• [Task description] Which lines contain the word "subtitle"? Return each of them as written.
◆ ◆ ◆ ◆
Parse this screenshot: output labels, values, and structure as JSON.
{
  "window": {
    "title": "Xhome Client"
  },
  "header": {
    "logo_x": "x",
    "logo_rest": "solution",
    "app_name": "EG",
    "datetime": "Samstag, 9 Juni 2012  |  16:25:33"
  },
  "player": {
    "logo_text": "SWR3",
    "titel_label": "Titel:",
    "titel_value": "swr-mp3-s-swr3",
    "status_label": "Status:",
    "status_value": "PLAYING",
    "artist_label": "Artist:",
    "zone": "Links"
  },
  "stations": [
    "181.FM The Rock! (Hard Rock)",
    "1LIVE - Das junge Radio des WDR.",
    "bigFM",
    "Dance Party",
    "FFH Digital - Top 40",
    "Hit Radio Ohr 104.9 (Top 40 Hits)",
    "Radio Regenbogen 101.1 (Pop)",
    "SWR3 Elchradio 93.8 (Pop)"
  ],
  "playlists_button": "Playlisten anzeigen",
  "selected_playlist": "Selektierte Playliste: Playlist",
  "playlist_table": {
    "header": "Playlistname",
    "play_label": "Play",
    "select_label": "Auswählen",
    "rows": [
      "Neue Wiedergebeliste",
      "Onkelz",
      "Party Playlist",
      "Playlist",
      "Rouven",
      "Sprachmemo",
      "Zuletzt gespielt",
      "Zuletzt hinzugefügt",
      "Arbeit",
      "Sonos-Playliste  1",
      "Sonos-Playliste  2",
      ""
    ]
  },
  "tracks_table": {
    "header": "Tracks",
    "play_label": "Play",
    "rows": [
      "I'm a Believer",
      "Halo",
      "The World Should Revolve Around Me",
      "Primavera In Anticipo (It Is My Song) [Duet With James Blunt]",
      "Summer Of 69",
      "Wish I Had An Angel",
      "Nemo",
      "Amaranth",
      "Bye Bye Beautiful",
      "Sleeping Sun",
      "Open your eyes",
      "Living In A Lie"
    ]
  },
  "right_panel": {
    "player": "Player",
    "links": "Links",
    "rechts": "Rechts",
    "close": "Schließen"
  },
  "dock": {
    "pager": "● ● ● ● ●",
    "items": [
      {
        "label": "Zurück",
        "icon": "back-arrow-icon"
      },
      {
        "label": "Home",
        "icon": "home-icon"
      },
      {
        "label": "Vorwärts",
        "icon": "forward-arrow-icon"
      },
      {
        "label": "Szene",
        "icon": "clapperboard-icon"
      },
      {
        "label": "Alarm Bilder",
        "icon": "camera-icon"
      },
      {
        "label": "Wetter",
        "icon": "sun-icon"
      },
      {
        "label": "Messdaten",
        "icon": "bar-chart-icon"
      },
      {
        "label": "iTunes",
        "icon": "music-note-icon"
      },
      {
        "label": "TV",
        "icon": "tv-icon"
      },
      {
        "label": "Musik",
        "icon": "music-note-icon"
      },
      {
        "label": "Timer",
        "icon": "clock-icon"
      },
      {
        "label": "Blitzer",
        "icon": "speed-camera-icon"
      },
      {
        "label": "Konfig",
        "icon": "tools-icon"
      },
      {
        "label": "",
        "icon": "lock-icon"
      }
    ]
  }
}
◆ ◆ ◆ ◆
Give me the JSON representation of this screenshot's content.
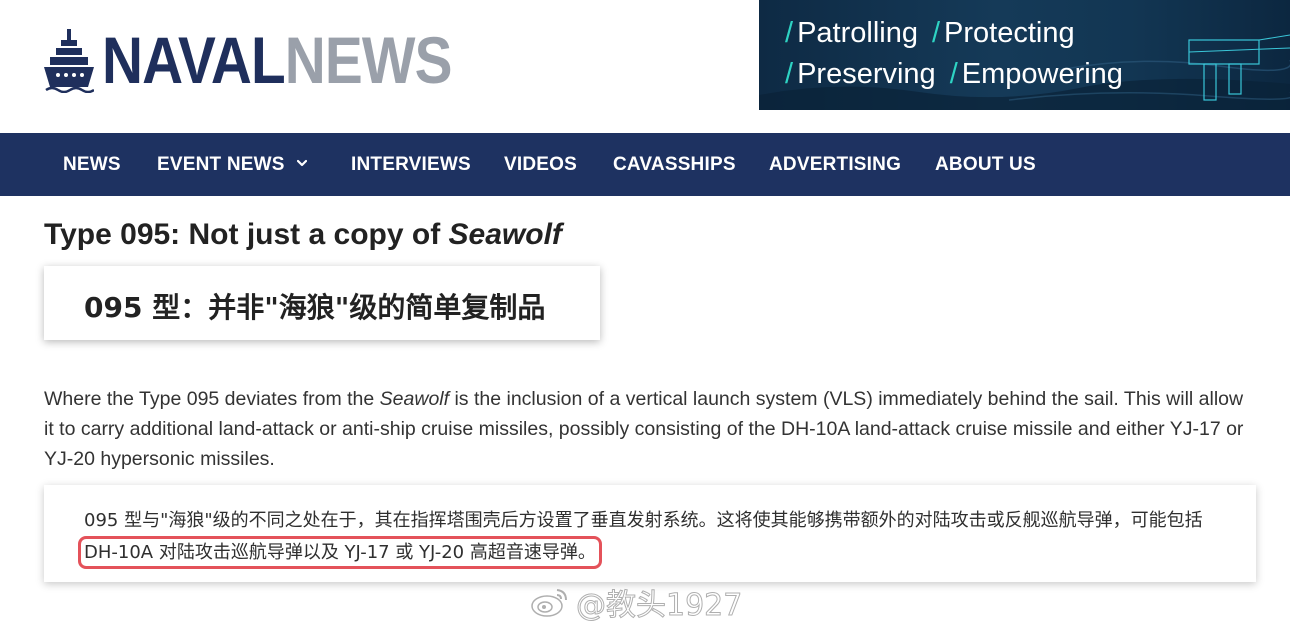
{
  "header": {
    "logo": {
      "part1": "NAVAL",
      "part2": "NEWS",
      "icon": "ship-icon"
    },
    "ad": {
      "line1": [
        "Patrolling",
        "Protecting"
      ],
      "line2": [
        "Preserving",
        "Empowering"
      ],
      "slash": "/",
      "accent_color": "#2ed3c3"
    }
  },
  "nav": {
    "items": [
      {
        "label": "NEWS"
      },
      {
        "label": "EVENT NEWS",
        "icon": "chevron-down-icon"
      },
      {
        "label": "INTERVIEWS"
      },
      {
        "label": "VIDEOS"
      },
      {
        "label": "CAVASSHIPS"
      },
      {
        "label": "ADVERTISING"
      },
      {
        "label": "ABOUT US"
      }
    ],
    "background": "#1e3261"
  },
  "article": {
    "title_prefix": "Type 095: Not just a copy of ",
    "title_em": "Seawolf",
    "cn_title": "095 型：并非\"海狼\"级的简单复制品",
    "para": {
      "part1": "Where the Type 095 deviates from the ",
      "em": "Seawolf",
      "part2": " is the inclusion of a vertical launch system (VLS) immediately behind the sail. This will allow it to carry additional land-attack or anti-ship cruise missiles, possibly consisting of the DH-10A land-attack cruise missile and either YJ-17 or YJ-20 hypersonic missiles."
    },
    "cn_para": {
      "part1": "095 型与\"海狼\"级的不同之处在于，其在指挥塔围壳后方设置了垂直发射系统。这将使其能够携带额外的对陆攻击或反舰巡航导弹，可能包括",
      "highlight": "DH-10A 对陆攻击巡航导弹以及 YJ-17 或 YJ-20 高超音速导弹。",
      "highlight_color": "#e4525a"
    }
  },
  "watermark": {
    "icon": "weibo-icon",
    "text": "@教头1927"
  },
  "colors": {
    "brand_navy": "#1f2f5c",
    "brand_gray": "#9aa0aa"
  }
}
◆ ◆ ◆ ◆
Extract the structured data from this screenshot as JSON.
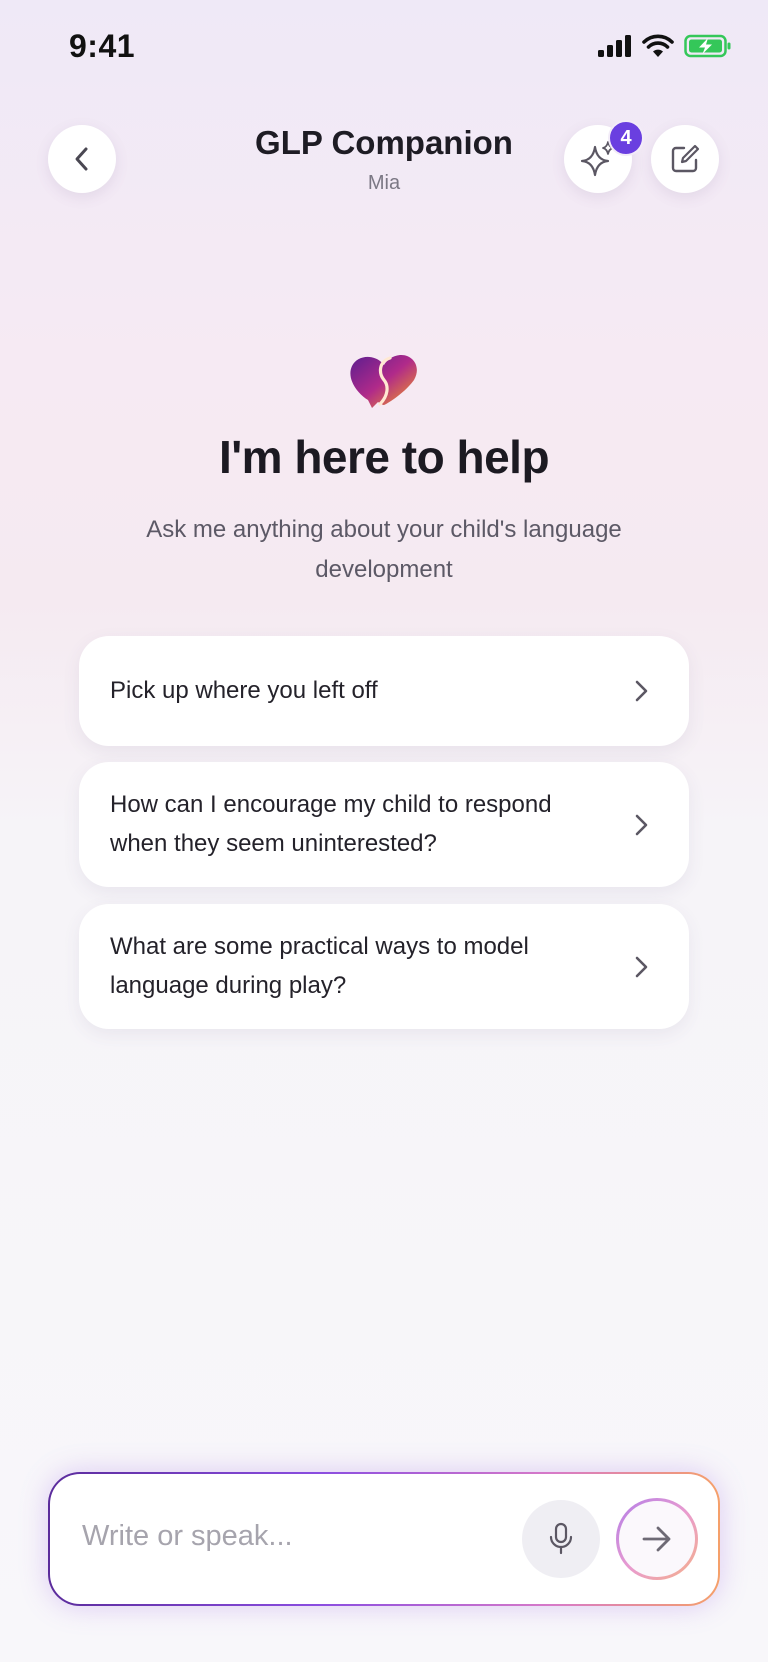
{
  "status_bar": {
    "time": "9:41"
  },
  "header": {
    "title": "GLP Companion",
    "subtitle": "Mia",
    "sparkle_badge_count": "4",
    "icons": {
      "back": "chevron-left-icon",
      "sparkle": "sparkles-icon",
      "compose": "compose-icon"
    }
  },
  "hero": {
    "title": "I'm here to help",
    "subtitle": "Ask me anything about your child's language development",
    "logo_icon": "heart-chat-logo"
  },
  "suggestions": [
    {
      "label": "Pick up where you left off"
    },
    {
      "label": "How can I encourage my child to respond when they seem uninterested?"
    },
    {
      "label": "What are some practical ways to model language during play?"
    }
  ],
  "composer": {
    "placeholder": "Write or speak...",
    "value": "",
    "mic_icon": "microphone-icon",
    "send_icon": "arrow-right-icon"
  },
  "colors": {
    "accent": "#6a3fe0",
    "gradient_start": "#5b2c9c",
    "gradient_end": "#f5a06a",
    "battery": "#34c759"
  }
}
◆ ◆ ◆ ◆
• [Response to the task]
    "subtitle": "Mia",
    "subtitle": "Ask me anything about your child's language development",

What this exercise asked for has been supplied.